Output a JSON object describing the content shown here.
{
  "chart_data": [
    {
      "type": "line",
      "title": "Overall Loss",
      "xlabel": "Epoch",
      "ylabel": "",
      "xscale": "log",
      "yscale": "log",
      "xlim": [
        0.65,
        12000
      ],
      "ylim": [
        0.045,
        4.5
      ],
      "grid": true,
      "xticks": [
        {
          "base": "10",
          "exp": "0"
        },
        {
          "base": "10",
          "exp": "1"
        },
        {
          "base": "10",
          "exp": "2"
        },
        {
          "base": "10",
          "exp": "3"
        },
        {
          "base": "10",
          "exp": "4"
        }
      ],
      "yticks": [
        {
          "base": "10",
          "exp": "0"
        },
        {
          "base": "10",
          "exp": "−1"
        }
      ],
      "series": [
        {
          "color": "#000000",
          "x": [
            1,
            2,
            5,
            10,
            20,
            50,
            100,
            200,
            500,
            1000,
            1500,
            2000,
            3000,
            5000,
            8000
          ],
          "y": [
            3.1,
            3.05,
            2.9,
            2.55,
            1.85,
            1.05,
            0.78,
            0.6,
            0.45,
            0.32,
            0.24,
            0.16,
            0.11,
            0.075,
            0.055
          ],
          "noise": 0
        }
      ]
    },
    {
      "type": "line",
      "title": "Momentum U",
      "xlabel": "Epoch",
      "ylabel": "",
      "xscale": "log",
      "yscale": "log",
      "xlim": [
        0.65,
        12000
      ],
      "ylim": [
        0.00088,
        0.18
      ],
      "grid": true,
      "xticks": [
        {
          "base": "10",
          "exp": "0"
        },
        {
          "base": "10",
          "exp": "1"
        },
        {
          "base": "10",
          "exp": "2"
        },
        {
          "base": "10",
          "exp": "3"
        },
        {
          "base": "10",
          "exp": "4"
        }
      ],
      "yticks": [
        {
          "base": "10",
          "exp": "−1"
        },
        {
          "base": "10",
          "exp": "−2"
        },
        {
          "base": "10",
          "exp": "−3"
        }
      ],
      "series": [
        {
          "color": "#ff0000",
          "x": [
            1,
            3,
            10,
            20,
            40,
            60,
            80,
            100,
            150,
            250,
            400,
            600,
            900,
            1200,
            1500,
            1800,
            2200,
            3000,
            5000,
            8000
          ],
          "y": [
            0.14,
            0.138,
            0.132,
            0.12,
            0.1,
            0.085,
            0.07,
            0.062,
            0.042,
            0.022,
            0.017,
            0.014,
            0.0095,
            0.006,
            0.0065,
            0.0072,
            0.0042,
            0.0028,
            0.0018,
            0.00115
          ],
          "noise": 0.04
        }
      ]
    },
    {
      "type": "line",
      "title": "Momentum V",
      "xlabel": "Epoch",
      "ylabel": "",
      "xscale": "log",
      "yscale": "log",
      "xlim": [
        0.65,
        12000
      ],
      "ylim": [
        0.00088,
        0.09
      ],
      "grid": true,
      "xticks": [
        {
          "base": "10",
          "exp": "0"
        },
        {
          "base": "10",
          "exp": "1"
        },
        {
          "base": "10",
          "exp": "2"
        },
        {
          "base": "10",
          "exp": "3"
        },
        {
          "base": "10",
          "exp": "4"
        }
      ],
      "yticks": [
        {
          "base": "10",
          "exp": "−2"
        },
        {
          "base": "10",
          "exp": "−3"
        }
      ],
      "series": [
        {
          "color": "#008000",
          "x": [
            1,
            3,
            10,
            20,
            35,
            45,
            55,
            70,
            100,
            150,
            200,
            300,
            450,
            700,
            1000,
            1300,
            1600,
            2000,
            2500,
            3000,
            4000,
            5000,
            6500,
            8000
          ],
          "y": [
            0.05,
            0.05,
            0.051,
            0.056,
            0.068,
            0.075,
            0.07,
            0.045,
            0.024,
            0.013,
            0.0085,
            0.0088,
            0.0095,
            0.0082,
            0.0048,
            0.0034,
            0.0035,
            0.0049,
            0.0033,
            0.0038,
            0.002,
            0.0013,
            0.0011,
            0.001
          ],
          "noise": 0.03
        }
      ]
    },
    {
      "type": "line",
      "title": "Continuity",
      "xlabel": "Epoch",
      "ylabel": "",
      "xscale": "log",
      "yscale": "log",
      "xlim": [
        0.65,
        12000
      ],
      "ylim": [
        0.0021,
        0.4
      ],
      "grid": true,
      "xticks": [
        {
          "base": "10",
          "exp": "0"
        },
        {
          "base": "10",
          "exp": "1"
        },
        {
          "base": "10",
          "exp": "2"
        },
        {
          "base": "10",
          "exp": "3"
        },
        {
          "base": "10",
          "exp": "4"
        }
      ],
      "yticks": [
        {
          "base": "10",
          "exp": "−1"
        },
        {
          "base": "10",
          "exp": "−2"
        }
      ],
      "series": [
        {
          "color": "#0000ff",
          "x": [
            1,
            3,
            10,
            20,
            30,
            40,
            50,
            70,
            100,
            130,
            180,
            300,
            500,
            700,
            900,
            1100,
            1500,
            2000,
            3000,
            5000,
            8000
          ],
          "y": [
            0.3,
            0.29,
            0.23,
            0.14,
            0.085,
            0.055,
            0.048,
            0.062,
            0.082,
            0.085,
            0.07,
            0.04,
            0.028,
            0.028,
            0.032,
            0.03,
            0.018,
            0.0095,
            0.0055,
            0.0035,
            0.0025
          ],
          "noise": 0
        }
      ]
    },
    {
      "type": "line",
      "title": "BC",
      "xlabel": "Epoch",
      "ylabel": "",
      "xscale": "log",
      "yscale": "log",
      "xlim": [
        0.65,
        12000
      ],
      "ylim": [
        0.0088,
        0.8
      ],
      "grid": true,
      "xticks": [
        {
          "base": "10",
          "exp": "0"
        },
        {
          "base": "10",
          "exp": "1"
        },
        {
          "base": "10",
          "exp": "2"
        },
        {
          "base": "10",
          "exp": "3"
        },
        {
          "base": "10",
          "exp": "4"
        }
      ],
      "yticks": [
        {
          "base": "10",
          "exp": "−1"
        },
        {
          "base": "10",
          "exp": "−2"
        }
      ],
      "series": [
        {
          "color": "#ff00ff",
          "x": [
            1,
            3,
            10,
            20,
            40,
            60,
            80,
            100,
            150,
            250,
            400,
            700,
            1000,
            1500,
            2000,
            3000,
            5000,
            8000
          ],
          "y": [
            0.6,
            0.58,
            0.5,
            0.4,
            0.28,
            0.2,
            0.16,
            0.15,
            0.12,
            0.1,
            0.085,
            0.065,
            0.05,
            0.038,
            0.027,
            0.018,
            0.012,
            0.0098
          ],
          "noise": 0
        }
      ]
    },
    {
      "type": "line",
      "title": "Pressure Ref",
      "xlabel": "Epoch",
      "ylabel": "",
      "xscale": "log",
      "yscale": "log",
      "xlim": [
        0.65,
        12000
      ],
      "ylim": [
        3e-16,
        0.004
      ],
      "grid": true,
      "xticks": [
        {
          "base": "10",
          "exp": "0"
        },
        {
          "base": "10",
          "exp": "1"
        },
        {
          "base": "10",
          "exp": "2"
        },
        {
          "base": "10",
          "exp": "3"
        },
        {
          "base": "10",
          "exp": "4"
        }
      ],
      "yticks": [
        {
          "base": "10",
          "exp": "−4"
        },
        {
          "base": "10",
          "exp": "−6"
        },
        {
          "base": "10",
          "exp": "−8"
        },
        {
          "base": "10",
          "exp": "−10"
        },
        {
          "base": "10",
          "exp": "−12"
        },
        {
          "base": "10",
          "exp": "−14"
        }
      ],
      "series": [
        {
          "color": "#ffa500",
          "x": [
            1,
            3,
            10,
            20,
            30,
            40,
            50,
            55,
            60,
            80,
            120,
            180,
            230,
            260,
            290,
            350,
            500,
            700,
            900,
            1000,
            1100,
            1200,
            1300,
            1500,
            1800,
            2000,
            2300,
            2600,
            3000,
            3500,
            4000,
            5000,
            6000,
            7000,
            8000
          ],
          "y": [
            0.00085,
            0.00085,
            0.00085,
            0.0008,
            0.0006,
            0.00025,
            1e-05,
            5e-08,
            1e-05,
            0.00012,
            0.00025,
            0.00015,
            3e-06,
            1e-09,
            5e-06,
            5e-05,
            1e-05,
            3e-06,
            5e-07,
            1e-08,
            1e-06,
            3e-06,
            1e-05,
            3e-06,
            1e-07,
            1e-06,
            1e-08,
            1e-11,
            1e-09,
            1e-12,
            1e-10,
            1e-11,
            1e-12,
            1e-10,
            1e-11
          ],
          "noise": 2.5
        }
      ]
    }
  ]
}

§ WHAT IS EXPECTED:
How many of these lines contain "title"? Write only the number.

§ COMPLETE RESPONSE:
6